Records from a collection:
· · ·

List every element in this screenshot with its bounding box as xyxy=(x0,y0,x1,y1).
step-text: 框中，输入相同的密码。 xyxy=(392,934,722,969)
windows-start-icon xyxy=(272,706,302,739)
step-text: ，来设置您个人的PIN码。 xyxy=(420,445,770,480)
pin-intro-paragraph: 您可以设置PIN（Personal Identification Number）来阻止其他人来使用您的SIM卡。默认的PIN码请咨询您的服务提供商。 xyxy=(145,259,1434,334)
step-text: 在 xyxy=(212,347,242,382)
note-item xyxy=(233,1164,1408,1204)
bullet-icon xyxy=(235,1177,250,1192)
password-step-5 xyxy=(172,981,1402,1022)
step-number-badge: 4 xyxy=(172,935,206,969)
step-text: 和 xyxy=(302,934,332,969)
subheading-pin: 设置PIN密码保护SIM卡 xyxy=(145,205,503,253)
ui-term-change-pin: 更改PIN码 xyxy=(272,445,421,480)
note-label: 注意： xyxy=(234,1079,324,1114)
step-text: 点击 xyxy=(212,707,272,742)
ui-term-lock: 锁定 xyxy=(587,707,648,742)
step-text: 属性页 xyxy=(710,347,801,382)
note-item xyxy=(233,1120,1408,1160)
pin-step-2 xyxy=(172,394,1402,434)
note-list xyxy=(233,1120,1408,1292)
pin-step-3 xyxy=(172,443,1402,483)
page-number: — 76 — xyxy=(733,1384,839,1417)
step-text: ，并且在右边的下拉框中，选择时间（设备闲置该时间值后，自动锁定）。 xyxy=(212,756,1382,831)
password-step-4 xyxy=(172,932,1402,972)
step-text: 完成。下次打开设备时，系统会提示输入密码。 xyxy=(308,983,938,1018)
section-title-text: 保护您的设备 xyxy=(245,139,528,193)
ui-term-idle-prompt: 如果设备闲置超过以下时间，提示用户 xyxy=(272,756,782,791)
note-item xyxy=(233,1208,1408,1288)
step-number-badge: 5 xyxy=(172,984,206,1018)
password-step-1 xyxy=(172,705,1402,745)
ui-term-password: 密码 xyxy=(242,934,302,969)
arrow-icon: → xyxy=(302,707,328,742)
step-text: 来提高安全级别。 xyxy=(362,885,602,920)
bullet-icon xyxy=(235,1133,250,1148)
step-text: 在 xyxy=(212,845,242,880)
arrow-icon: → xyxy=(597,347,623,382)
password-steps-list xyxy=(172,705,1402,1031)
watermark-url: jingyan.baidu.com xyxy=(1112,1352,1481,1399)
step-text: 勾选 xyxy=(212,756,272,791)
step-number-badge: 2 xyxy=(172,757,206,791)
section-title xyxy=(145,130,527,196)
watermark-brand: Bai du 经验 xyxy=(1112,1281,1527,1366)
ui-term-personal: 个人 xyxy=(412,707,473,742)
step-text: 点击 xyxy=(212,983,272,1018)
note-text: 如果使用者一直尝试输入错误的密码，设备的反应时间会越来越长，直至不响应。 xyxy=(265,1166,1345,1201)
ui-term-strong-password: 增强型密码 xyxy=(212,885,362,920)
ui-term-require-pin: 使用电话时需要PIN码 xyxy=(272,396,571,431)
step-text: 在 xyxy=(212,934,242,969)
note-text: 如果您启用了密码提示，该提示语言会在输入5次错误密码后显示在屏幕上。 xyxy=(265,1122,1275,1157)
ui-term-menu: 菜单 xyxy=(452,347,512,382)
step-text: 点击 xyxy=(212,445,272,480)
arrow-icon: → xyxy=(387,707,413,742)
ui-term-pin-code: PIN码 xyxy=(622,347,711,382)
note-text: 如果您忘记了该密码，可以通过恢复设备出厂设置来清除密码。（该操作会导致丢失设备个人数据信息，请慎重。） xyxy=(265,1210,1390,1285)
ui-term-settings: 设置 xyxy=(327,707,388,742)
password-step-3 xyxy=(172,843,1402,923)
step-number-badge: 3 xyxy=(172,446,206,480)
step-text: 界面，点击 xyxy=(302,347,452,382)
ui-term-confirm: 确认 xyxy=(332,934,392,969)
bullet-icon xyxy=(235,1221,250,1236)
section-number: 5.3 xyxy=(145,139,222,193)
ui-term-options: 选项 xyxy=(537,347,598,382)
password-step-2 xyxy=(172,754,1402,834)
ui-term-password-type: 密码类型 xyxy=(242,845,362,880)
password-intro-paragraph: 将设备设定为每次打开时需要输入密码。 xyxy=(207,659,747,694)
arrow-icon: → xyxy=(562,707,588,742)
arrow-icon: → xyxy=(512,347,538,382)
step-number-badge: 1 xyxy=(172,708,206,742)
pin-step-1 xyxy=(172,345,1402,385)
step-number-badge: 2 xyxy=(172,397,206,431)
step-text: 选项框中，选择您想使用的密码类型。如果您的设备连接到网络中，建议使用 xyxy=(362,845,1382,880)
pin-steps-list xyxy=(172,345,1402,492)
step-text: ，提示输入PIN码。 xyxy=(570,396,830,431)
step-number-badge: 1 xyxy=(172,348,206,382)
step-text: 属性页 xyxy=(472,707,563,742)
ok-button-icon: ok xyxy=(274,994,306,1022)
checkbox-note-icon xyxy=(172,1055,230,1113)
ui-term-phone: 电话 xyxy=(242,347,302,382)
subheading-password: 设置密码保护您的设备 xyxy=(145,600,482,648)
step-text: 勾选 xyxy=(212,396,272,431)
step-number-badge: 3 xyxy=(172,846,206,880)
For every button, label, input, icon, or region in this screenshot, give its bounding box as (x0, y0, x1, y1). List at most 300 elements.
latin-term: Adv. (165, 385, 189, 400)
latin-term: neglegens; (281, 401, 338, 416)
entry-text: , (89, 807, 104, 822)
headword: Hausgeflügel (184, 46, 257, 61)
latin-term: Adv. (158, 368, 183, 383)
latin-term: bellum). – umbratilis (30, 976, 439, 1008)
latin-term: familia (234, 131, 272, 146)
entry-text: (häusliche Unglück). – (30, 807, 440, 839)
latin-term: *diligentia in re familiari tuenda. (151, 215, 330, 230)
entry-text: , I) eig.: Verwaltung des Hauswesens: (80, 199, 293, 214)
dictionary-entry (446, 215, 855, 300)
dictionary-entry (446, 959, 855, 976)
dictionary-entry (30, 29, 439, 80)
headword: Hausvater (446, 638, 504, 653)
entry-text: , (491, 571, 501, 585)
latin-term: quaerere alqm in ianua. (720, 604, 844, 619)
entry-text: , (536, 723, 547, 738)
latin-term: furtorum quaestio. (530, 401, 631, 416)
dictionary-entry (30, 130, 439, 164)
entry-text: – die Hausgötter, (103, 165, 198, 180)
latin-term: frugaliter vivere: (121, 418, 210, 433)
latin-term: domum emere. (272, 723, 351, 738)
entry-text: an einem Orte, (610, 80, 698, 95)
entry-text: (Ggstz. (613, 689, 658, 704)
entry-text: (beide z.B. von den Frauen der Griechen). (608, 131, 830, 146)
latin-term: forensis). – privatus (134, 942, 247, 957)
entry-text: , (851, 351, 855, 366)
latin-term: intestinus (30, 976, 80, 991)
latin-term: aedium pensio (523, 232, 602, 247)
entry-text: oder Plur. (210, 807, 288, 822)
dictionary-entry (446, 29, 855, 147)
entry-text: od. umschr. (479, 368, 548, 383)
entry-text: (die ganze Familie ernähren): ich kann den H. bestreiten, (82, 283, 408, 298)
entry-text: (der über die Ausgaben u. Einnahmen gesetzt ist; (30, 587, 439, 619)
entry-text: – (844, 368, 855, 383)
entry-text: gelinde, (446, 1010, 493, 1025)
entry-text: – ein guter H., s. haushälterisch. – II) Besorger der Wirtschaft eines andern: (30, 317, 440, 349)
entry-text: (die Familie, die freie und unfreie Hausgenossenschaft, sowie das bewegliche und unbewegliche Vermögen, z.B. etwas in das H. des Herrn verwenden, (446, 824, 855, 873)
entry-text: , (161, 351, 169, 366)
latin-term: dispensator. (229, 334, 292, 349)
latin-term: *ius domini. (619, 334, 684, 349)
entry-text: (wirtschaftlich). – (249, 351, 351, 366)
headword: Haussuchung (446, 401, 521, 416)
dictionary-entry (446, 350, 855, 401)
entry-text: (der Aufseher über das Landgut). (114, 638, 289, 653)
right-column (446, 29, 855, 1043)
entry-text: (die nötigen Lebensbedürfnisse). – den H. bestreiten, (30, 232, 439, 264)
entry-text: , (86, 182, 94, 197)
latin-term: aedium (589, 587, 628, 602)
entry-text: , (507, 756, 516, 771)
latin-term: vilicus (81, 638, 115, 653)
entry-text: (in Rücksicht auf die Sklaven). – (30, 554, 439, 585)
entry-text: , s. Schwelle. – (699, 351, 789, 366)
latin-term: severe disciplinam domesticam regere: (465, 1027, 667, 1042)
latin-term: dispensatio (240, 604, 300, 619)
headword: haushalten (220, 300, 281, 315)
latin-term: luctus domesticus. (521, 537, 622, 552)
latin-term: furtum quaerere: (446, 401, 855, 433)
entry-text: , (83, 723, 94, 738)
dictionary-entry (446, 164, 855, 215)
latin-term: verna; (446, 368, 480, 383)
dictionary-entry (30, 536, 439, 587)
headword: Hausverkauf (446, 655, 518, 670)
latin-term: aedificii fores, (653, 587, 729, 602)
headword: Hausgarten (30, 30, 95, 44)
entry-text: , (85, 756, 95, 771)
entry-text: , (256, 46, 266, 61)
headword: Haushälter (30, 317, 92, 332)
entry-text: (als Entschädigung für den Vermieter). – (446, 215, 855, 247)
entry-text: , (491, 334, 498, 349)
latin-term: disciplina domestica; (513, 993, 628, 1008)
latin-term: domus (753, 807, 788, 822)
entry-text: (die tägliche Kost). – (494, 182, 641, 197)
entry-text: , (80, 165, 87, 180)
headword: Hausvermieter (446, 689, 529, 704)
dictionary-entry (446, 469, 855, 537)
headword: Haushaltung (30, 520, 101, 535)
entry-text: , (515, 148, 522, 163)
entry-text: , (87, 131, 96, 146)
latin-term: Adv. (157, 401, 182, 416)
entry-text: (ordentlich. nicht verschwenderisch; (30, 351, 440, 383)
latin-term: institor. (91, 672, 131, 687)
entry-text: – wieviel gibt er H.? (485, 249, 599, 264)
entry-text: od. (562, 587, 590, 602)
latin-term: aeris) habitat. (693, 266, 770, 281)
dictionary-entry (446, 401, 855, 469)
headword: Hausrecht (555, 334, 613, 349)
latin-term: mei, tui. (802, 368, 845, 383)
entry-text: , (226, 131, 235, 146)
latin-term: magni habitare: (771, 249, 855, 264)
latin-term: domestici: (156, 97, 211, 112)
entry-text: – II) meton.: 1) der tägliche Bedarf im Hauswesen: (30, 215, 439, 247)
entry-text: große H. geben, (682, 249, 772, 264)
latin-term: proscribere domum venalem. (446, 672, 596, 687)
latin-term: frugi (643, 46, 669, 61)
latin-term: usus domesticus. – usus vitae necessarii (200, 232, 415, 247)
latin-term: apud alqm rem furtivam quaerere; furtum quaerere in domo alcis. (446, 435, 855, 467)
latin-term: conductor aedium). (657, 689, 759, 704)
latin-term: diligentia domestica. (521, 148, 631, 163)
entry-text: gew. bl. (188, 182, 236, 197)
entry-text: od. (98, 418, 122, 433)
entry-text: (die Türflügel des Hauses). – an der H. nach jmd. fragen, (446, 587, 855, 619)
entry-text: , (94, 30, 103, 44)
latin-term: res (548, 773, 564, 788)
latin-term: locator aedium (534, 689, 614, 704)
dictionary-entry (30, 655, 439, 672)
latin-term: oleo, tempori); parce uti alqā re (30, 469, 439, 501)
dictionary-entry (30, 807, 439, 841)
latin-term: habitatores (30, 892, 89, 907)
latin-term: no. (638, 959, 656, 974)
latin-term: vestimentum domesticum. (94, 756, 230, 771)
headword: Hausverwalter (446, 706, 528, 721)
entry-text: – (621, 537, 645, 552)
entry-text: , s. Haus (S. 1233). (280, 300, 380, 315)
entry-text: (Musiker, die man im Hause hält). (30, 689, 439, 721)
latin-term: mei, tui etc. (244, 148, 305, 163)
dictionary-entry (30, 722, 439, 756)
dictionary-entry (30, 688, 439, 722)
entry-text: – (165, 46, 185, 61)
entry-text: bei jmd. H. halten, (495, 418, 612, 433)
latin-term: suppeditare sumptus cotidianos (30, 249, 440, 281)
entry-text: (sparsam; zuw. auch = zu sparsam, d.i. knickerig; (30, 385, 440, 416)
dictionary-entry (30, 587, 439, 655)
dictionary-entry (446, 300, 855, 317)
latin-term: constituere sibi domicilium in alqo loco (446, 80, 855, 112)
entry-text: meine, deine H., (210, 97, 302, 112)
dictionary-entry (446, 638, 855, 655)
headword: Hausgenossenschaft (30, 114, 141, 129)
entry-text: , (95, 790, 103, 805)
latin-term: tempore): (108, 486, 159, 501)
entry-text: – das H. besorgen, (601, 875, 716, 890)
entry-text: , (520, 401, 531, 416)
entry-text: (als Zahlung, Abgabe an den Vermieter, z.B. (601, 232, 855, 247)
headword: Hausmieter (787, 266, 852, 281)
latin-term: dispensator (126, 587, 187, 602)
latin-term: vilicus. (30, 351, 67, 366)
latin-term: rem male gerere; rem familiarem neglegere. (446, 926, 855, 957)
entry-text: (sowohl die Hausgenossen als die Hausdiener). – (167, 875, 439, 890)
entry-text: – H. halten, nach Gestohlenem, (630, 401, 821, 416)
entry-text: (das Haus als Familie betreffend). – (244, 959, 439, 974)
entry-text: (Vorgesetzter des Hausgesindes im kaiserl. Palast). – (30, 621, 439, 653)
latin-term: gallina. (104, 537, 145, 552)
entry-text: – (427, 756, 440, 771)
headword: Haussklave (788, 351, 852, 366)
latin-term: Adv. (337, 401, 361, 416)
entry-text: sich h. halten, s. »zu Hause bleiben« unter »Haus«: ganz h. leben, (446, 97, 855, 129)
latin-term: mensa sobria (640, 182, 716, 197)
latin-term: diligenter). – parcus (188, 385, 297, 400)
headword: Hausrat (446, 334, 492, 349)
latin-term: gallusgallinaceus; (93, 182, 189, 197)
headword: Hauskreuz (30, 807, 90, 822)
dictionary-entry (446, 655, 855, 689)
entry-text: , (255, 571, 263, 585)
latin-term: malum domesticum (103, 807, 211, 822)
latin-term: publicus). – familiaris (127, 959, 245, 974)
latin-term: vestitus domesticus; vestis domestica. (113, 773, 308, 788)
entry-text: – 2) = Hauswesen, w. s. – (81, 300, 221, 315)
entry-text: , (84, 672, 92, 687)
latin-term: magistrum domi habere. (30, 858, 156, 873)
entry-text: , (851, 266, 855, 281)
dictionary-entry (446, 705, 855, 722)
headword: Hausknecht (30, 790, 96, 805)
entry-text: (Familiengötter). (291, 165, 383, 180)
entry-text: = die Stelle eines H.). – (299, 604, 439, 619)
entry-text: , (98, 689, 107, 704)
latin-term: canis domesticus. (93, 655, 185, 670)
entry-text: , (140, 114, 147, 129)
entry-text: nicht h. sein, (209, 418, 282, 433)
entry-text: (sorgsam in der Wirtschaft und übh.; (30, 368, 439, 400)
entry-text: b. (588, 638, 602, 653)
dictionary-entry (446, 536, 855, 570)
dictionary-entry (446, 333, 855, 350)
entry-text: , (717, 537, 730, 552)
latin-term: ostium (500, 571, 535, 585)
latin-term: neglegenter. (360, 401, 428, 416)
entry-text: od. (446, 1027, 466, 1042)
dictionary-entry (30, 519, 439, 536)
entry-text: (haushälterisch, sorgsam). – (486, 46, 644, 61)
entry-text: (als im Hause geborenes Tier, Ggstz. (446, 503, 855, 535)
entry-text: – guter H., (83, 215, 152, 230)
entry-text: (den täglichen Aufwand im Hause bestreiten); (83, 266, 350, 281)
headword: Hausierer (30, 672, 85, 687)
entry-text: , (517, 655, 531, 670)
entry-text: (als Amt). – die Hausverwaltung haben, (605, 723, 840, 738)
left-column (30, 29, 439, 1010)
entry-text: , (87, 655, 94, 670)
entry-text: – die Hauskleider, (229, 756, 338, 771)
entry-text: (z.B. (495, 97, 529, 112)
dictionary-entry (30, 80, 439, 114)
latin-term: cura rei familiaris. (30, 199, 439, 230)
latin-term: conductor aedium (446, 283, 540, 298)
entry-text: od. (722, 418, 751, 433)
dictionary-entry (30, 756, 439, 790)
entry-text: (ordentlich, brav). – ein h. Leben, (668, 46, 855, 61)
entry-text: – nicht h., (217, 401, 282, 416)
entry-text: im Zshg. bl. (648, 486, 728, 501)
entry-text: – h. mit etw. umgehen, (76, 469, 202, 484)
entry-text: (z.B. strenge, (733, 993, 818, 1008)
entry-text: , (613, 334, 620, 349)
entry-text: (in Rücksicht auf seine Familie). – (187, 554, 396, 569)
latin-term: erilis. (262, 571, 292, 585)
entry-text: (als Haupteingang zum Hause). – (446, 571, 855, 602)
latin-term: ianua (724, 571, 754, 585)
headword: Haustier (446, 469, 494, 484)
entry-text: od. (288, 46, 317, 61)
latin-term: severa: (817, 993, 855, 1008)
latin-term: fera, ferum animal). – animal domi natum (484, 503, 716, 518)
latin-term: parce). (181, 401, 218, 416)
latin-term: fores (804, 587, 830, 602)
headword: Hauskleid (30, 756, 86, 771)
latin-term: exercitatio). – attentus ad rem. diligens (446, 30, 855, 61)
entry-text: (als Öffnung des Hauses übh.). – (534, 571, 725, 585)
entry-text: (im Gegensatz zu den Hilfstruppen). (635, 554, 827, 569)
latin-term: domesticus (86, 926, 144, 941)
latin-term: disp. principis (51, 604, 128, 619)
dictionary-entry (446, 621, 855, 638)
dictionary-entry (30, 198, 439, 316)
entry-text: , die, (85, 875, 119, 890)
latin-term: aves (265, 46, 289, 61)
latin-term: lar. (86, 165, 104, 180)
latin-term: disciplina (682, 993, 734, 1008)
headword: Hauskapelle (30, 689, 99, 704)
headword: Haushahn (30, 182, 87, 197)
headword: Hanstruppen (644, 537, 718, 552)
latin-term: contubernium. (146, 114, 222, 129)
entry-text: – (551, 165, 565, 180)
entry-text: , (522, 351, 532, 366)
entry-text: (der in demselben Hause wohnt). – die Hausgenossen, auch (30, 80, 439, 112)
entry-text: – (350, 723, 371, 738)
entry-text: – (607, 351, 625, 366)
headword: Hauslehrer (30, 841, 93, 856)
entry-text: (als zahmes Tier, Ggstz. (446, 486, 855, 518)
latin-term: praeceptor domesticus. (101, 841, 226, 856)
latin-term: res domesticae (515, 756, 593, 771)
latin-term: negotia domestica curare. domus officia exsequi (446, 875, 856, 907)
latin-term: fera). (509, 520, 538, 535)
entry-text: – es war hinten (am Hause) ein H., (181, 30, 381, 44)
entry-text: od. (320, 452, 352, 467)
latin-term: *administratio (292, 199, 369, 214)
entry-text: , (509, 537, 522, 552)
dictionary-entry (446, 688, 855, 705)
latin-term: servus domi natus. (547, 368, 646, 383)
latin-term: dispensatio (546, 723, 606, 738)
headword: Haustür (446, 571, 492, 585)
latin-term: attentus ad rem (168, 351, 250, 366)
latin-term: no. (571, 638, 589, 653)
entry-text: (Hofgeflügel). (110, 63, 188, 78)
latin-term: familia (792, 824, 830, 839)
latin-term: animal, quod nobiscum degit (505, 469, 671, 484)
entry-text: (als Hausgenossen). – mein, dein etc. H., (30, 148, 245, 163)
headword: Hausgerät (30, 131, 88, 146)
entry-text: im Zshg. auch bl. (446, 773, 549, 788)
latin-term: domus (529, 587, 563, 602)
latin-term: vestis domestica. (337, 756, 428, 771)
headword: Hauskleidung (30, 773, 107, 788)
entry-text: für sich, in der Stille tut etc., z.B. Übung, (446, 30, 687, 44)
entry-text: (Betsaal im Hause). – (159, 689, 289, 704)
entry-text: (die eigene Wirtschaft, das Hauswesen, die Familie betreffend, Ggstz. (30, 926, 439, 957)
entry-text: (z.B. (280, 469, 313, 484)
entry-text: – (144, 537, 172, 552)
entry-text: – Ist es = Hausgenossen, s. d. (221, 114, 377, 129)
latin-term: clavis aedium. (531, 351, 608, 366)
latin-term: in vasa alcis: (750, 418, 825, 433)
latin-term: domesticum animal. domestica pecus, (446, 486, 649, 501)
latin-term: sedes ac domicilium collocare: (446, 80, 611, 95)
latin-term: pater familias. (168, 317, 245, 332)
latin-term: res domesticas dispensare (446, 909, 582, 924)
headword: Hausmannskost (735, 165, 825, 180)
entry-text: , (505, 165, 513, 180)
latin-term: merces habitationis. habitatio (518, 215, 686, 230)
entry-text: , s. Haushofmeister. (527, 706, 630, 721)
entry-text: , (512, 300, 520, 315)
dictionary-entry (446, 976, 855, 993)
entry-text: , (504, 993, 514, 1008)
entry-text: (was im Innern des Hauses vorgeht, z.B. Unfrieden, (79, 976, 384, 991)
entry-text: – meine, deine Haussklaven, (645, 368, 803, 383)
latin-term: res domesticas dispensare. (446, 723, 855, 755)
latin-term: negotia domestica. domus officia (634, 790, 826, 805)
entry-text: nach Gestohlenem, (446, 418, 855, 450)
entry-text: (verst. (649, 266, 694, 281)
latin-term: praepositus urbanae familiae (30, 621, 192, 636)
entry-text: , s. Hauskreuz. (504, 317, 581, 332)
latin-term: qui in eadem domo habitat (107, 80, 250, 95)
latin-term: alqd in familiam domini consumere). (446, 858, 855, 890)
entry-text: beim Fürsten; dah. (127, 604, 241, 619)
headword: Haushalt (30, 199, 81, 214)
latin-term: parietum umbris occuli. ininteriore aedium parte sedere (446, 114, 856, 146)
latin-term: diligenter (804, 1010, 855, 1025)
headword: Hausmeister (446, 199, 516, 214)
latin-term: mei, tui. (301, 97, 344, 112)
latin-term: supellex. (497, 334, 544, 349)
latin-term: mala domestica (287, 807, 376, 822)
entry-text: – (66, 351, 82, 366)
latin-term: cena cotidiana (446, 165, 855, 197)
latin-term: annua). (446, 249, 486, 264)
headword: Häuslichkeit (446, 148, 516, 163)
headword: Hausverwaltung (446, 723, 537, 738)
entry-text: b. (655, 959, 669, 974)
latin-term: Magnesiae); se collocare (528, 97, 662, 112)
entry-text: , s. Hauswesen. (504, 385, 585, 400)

· · ·

## Task directions:
Please reproduce the items above word for word, from the first line of the items up to and including the line with "arrow-icon: → xyxy=(597,347,623,382)".

## Written solution:
List every element in this screenshot with its bounding box as xyxy=(x0,y0,x1,y1).
step-text: 框中，输入相同的密码。 xyxy=(392,934,722,969)
windows-start-icon xyxy=(272,706,302,739)
step-text: ，来设置您个人的PIN码。 xyxy=(420,445,770,480)
pin-intro-paragraph: 您可以设置PIN（Personal Identification Number）来阻止其他人来使用您的SIM卡。默认的PIN码请咨询您的服务提供商。 xyxy=(145,259,1434,334)
step-text: 在 xyxy=(212,347,242,382)
note-item xyxy=(233,1164,1408,1204)
bullet-icon xyxy=(235,1177,250,1192)
password-step-5 xyxy=(172,981,1402,1022)
step-number-badge: 4 xyxy=(172,935,206,969)
step-text: 和 xyxy=(302,934,332,969)
subheading-pin: 设置PIN密码保护SIM卡 xyxy=(145,205,503,253)
ui-term-change-pin: 更改PIN码 xyxy=(272,445,421,480)
note-label: 注意： xyxy=(234,1079,324,1114)
step-text: 点击 xyxy=(212,707,272,742)
ui-term-lock: 锁定 xyxy=(587,707,648,742)
step-text: 属性页 xyxy=(710,347,801,382)
note-item xyxy=(233,1120,1408,1160)
pin-step-2 xyxy=(172,394,1402,434)
note-list xyxy=(233,1120,1408,1292)
pin-step-3 xyxy=(172,443,1402,483)
page-number: — 76 — xyxy=(733,1384,839,1417)
step-text: ，并且在右边的下拉框中，选择时间（设备闲置该时间值后，自动锁定）。 xyxy=(212,756,1382,831)
password-step-4 xyxy=(172,932,1402,972)
step-text: 完成。下次打开设备时，系统会提示输入密码。 xyxy=(308,983,938,1018)
section-title-text: 保护您的设备 xyxy=(245,139,528,193)
ui-term-idle-prompt: 如果设备闲置超过以下时间，提示用户 xyxy=(272,756,782,791)
note-item xyxy=(233,1208,1408,1288)
step-number-badge: 5 xyxy=(172,984,206,1018)
password-step-1 xyxy=(172,705,1402,745)
ui-term-password: 密码 xyxy=(242,934,302,969)
arrow-icon: → xyxy=(302,707,328,742)
step-text: 来提高安全级别。 xyxy=(362,885,602,920)
bullet-icon xyxy=(235,1133,250,1148)
step-text: 在 xyxy=(212,845,242,880)
arrow-icon: → xyxy=(597,347,623,382)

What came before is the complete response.